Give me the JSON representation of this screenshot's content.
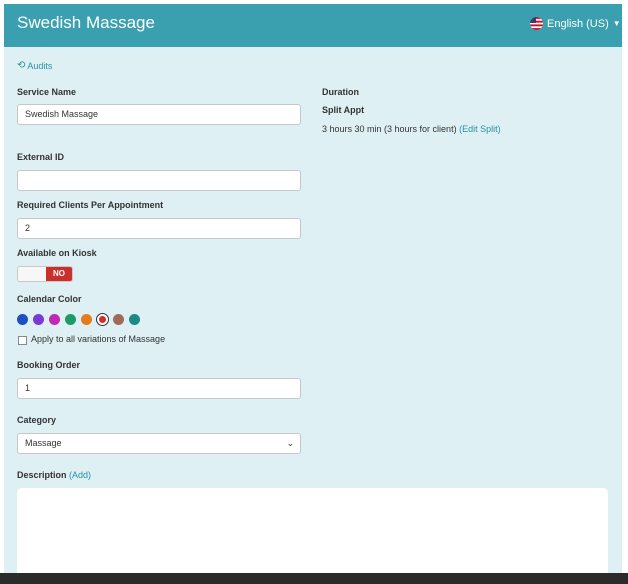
{
  "header": {
    "title": "Swedish Massage",
    "language": "English (US)",
    "language_icon": "us-flag-icon"
  },
  "audits_label": "Audits",
  "service_name": {
    "label": "Service Name",
    "value": "Swedish Massage"
  },
  "duration": {
    "label": "Duration",
    "split_label": "Split Appt",
    "split_text": "3 hours 30 min (3 hours for client)",
    "edit_split": "(Edit Split)"
  },
  "external_id": {
    "label": "External ID",
    "value": ""
  },
  "required_clients": {
    "label": "Required Clients Per Appointment",
    "value": "2"
  },
  "kiosk": {
    "label": "Available on Kiosk",
    "state_label": "NO"
  },
  "calendar_color": {
    "label": "Calendar Color",
    "colors": [
      "#1f4fc4",
      "#7a3ad6",
      "#c227b8",
      "#1e9a6a",
      "#e57b1a",
      "#d12e2e",
      "#a06a5a",
      "#1b8a86"
    ],
    "selected_index": 5,
    "apply_all_label": "Apply to all variations of Massage"
  },
  "booking_order": {
    "label": "Booking Order",
    "value": "1"
  },
  "category": {
    "label": "Category",
    "value": "Massage"
  },
  "description": {
    "label": "Description",
    "add_link": "(Add)"
  }
}
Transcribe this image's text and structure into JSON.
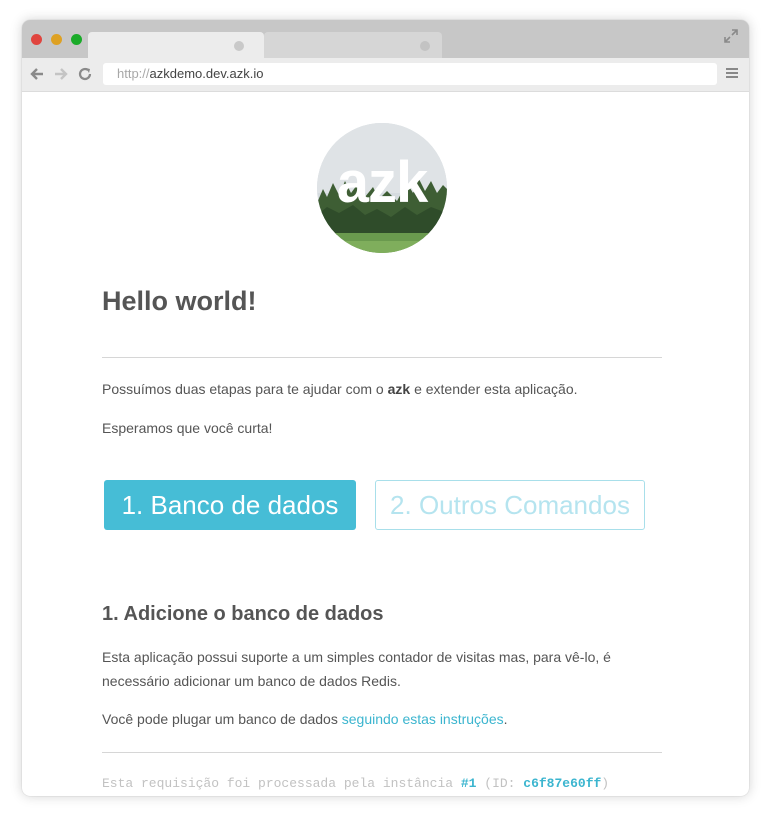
{
  "browser": {
    "url_protocol": "http://",
    "url_host": "azkdemo.dev.azk.io",
    "colors": {
      "titlebar": "#c7c7c7",
      "toolbar": "#ececec"
    }
  },
  "logo": {
    "text": "azk"
  },
  "page": {
    "title": "Hello world!",
    "intro_before": "Possuímos duas etapas para te ajudar com o ",
    "intro_bold": "azk",
    "intro_after": " e extender esta aplicação.",
    "enjoy": "Esperamos que você curta!"
  },
  "steps": {
    "step1_label": "1. Banco de dados",
    "step2_label": "2. Outros Comandos"
  },
  "section": {
    "title": "1. Adicione o banco de dados",
    "description": "Esta aplicação possui suporte a um simples contador de visitas mas, para vê-lo, é necessário adicionar um banco de dados Redis.",
    "plug_before": "Você pode plugar um banco de dados ",
    "plug_link": "seguindo estas instruções",
    "plug_after": "."
  },
  "footer": {
    "prefix": "Esta requisição foi processada pela instância ",
    "instance": "#1",
    "id_prefix": " (ID: ",
    "id": "c6f87e60ff",
    "id_suffix": ")"
  },
  "colors": {
    "accent": "#46bdd6",
    "link": "#3bb5cf",
    "text": "#555555"
  }
}
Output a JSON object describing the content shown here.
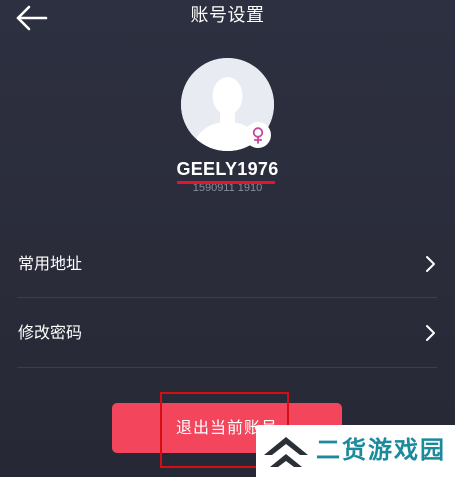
{
  "header": {
    "title": "账号设置",
    "back_icon": "arrow-left-icon"
  },
  "profile": {
    "avatar_icon": "default-avatar-icon",
    "gender_icon": "female-icon",
    "gender_color": "#c7479b",
    "username": "GEELY1976",
    "phone": "1590911 1910"
  },
  "menu": {
    "items": [
      {
        "label": "常用地址",
        "icon": "chevron-right-icon"
      },
      {
        "label": "修改密码",
        "icon": "chevron-right-icon"
      }
    ]
  },
  "actions": {
    "logout_label": "退出当前账号",
    "logout_color": "#f3465c"
  },
  "watermark": {
    "text": "二货游戏园",
    "color": "#1b8a9c"
  },
  "annotation": {
    "highlight_color": "#d40f14",
    "redaction_color": "#e8122a"
  }
}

:: Given instruction ::
Write the lines from the line containing "Transcribe this image's" through the last line of the data out again exactly, and only those lines; pictures stay out.

:: Exercise answer ::
Transcribe this image's text and structure into JSON.
{
  "browser": {
    "url_protocol": "http://",
    "url_host": "azkdemo.dev.azk.io",
    "colors": {
      "titlebar": "#c7c7c7",
      "toolbar": "#ececec"
    }
  },
  "logo": {
    "text": "azk"
  },
  "page": {
    "title": "Hello world!",
    "intro_before": "Possuímos duas etapas para te ajudar com o ",
    "intro_bold": "azk",
    "intro_after": " e extender esta aplicação.",
    "enjoy": "Esperamos que você curta!"
  },
  "steps": {
    "step1_label": "1. Banco de dados",
    "step2_label": "2. Outros Comandos"
  },
  "section": {
    "title": "1. Adicione o banco de dados",
    "description": "Esta aplicação possui suporte a um simples contador de visitas mas, para vê-lo, é necessário adicionar um banco de dados Redis.",
    "plug_before": "Você pode plugar um banco de dados ",
    "plug_link": "seguindo estas instruções",
    "plug_after": "."
  },
  "footer": {
    "prefix": "Esta requisição foi processada pela instância ",
    "instance": "#1",
    "id_prefix": " (ID: ",
    "id": "c6f87e60ff",
    "id_suffix": ")"
  },
  "colors": {
    "accent": "#46bdd6",
    "link": "#3bb5cf",
    "text": "#555555"
  }
}
Output a JSON object describing the content shown here.
{
  "header": {
    "title": "账号设置",
    "back_icon": "arrow-left-icon"
  },
  "profile": {
    "avatar_icon": "default-avatar-icon",
    "gender_icon": "female-icon",
    "gender_color": "#c7479b",
    "username": "GEELY1976",
    "phone": "1590911 1910"
  },
  "menu": {
    "items": [
      {
        "label": "常用地址",
        "icon": "chevron-right-icon"
      },
      {
        "label": "修改密码",
        "icon": "chevron-right-icon"
      }
    ]
  },
  "actions": {
    "logout_label": "退出当前账号",
    "logout_color": "#f3465c"
  },
  "watermark": {
    "text": "二货游戏园",
    "color": "#1b8a9c"
  },
  "annotation": {
    "highlight_color": "#d40f14",
    "redaction_color": "#e8122a"
  }
}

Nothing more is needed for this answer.